### PROVIDED ENTRIES:
(begin)
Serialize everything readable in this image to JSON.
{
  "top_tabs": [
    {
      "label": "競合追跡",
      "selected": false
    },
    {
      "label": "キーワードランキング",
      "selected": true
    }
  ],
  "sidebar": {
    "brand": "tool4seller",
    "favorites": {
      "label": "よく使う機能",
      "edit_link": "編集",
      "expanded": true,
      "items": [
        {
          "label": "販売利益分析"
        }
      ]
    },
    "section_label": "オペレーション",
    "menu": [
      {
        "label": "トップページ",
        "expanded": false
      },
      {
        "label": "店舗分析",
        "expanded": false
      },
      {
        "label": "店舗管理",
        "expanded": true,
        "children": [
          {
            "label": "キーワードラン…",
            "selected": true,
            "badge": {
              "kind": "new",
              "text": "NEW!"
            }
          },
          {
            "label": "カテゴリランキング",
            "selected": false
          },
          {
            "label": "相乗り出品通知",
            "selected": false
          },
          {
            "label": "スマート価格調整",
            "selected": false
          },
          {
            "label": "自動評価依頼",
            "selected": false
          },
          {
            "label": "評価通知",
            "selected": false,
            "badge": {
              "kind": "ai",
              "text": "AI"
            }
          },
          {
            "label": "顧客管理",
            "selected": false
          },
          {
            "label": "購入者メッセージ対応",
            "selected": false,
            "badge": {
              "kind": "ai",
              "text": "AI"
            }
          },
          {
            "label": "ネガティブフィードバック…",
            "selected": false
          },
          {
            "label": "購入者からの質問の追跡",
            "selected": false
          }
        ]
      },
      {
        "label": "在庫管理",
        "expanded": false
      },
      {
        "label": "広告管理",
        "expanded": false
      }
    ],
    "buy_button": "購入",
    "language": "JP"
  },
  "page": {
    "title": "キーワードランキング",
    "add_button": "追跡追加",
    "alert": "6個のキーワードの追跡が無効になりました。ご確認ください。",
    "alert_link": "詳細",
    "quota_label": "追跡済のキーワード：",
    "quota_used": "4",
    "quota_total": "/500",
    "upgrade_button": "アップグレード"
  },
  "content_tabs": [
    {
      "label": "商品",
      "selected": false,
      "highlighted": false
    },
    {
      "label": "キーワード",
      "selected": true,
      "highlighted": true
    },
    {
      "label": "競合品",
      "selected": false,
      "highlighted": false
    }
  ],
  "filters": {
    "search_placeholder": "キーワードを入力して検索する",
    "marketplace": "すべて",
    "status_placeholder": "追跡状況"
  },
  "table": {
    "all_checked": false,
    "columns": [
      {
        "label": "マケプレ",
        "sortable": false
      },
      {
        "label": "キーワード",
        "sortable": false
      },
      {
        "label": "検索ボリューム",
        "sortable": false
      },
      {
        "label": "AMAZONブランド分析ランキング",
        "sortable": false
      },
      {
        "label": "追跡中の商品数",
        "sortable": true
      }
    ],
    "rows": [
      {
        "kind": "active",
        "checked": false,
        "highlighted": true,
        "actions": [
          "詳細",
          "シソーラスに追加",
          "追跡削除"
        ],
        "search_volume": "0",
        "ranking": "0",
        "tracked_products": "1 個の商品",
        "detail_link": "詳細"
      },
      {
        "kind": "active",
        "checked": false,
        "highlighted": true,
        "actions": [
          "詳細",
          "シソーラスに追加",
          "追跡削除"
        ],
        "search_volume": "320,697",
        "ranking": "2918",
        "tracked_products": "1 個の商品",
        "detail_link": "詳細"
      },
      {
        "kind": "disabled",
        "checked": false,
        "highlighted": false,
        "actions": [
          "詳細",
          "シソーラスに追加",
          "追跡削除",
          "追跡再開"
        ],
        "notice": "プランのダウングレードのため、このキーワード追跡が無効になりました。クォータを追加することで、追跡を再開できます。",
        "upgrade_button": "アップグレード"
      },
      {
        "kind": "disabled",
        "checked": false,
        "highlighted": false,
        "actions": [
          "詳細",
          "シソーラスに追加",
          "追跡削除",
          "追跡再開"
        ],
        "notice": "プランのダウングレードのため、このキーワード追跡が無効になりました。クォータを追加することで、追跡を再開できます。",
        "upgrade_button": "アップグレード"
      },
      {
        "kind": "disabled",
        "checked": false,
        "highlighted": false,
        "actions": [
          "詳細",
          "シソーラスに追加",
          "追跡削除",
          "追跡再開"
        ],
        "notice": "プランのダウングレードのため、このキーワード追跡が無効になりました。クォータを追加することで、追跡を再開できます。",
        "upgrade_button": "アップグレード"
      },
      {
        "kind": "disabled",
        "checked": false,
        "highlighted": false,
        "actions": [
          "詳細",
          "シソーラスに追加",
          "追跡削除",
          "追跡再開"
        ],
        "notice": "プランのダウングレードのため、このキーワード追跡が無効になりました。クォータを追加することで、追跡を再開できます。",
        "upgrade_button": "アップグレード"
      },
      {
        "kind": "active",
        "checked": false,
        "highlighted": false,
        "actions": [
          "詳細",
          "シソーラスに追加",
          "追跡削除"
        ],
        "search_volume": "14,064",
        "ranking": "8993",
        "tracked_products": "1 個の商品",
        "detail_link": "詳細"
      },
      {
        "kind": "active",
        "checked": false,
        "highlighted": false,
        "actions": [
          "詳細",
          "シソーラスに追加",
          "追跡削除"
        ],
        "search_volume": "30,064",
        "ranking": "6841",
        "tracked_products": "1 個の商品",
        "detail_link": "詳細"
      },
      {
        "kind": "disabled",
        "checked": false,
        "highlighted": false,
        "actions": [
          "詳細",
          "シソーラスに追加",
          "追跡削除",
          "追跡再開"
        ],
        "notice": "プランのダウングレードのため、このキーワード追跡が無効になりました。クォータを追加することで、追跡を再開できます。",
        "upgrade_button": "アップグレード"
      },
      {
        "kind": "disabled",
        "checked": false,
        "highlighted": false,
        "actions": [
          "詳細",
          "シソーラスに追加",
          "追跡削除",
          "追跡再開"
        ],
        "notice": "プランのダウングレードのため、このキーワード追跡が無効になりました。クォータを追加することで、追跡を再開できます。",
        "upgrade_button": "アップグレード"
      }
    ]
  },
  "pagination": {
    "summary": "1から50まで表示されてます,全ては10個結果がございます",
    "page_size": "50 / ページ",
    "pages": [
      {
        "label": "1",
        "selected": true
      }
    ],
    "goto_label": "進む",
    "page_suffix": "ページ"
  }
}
(end)
### EXERCISE DESCRIPTION:
Extract every record. Keep wording exact.

### EXPECTED ANSWER:
Serialize everything readable in this image to JSON.
{
  "top_tabs": [
    {
      "label": "競合追跡",
      "selected": false
    },
    {
      "label": "キーワードランキング",
      "selected": true
    }
  ],
  "sidebar": {
    "brand": "tool4seller",
    "favorites": {
      "label": "よく使う機能",
      "edit_link": "編集",
      "expanded": true,
      "items": [
        {
          "label": "販売利益分析"
        }
      ]
    },
    "section_label": "オペレーション",
    "menu": [
      {
        "label": "トップページ",
        "expanded": false
      },
      {
        "label": "店舗分析",
        "expanded": false
      },
      {
        "label": "店舗管理",
        "expanded": true,
        "children": [
          {
            "label": "キーワードラン…",
            "selected": true,
            "badge": {
              "kind": "new",
              "text": "NEW!"
            }
          },
          {
            "label": "カテゴリランキング",
            "selected": false
          },
          {
            "label": "相乗り出品通知",
            "selected": false
          },
          {
            "label": "スマート価格調整",
            "selected": false
          },
          {
            "label": "自動評価依頼",
            "selected": false
          },
          {
            "label": "評価通知",
            "selected": false,
            "badge": {
              "kind": "ai",
              "text": "AI"
            }
          },
          {
            "label": "顧客管理",
            "selected": false
          },
          {
            "label": "購入者メッセージ対応",
            "selected": false,
            "badge": {
              "kind": "ai",
              "text": "AI"
            }
          },
          {
            "label": "ネガティブフィードバック…",
            "selected": false
          },
          {
            "label": "購入者からの質問の追跡",
            "selected": false
          }
        ]
      },
      {
        "label": "在庫管理",
        "expanded": false
      },
      {
        "label": "広告管理",
        "expanded": false
      }
    ],
    "buy_button": "購入",
    "language": "JP"
  },
  "page": {
    "title": "キーワードランキング",
    "add_button": "追跡追加",
    "alert": "6個のキーワードの追跡が無効になりました。ご確認ください。",
    "alert_link": "詳細",
    "quota_label": "追跡済のキーワード：",
    "quota_used": "4",
    "quota_total": "/500",
    "upgrade_button": "アップグレード"
  },
  "content_tabs": [
    {
      "label": "商品",
      "selected": false,
      "highlighted": false
    },
    {
      "label": "キーワード",
      "selected": true,
      "highlighted": true
    },
    {
      "label": "競合品",
      "selected": false,
      "highlighted": false
    }
  ],
  "filters": {
    "search_placeholder": "キーワードを入力して検索する",
    "marketplace": "すべて",
    "status_placeholder": "追跡状況"
  },
  "table": {
    "all_checked": false,
    "columns": [
      {
        "label": "マケプレ",
        "sortable": false
      },
      {
        "label": "キーワード",
        "sortable": false
      },
      {
        "label": "検索ボリューム",
        "sortable": false
      },
      {
        "label": "AMAZONブランド分析ランキング",
        "sortable": false
      },
      {
        "label": "追跡中の商品数",
        "sortable": true
      }
    ],
    "rows": [
      {
        "kind": "active",
        "checked": false,
        "highlighted": true,
        "actions": [
          "詳細",
          "シソーラスに追加",
          "追跡削除"
        ],
        "search_volume": "0",
        "ranking": "0",
        "tracked_products": "1 個の商品",
        "detail_link": "詳細"
      },
      {
        "kind": "active",
        "checked": false,
        "highlighted": true,
        "actions": [
          "詳細",
          "シソーラスに追加",
          "追跡削除"
        ],
        "search_volume": "320,697",
        "ranking": "2918",
        "tracked_products": "1 個の商品",
        "detail_link": "詳細"
      },
      {
        "kind": "disabled",
        "checked": false,
        "highlighted": false,
        "actions": [
          "詳細",
          "シソーラスに追加",
          "追跡削除",
          "追跡再開"
        ],
        "notice": "プランのダウングレードのため、このキーワード追跡が無効になりました。クォータを追加することで、追跡を再開できます。",
        "upgrade_button": "アップグレード"
      },
      {
        "kind": "disabled",
        "checked": false,
        "highlighted": false,
        "actions": [
          "詳細",
          "シソーラスに追加",
          "追跡削除",
          "追跡再開"
        ],
        "notice": "プランのダウングレードのため、このキーワード追跡が無効になりました。クォータを追加することで、追跡を再開できます。",
        "upgrade_button": "アップグレード"
      },
      {
        "kind": "disabled",
        "checked": false,
        "highlighted": false,
        "actions": [
          "詳細",
          "シソーラスに追加",
          "追跡削除",
          "追跡再開"
        ],
        "notice": "プランのダウングレードのため、このキーワード追跡が無効になりました。クォータを追加することで、追跡を再開できます。",
        "upgrade_button": "アップグレード"
      },
      {
        "kind": "disabled",
        "checked": false,
        "highlighted": false,
        "actions": [
          "詳細",
          "シソーラスに追加",
          "追跡削除",
          "追跡再開"
        ],
        "notice": "プランのダウングレードのため、このキーワード追跡が無効になりました。クォータを追加することで、追跡を再開できます。",
        "upgrade_button": "アップグレード"
      },
      {
        "kind": "active",
        "checked": false,
        "highlighted": false,
        "actions": [
          "詳細",
          "シソーラスに追加",
          "追跡削除"
        ],
        "search_volume": "14,064",
        "ranking": "8993",
        "tracked_products": "1 個の商品",
        "detail_link": "詳細"
      },
      {
        "kind": "active",
        "checked": false,
        "highlighted": false,
        "actions": [
          "詳細",
          "シソーラスに追加",
          "追跡削除"
        ],
        "search_volume": "30,064",
        "ranking": "6841",
        "tracked_products": "1 個の商品",
        "detail_link": "詳細"
      },
      {
        "kind": "disabled",
        "checked": false,
        "highlighted": false,
        "actions": [
          "詳細",
          "シソーラスに追加",
          "追跡削除",
          "追跡再開"
        ],
        "notice": "プランのダウングレードのため、このキーワード追跡が無効になりました。クォータを追加することで、追跡を再開できます。",
        "upgrade_button": "アップグレード"
      },
      {
        "kind": "disabled",
        "checked": false,
        "highlighted": false,
        "actions": [
          "詳細",
          "シソーラスに追加",
          "追跡削除",
          "追跡再開"
        ],
        "notice": "プランのダウングレードのため、このキーワード追跡が無効になりました。クォータを追加することで、追跡を再開できます。",
        "upgrade_button": "アップグレード"
      }
    ]
  },
  "pagination": {
    "summary": "1から50まで表示されてます,全ては10個結果がございます",
    "page_size": "50 / ページ",
    "pages": [
      {
        "label": "1",
        "selected": true
      }
    ],
    "goto_label": "進む",
    "page_suffix": "ページ"
  }
}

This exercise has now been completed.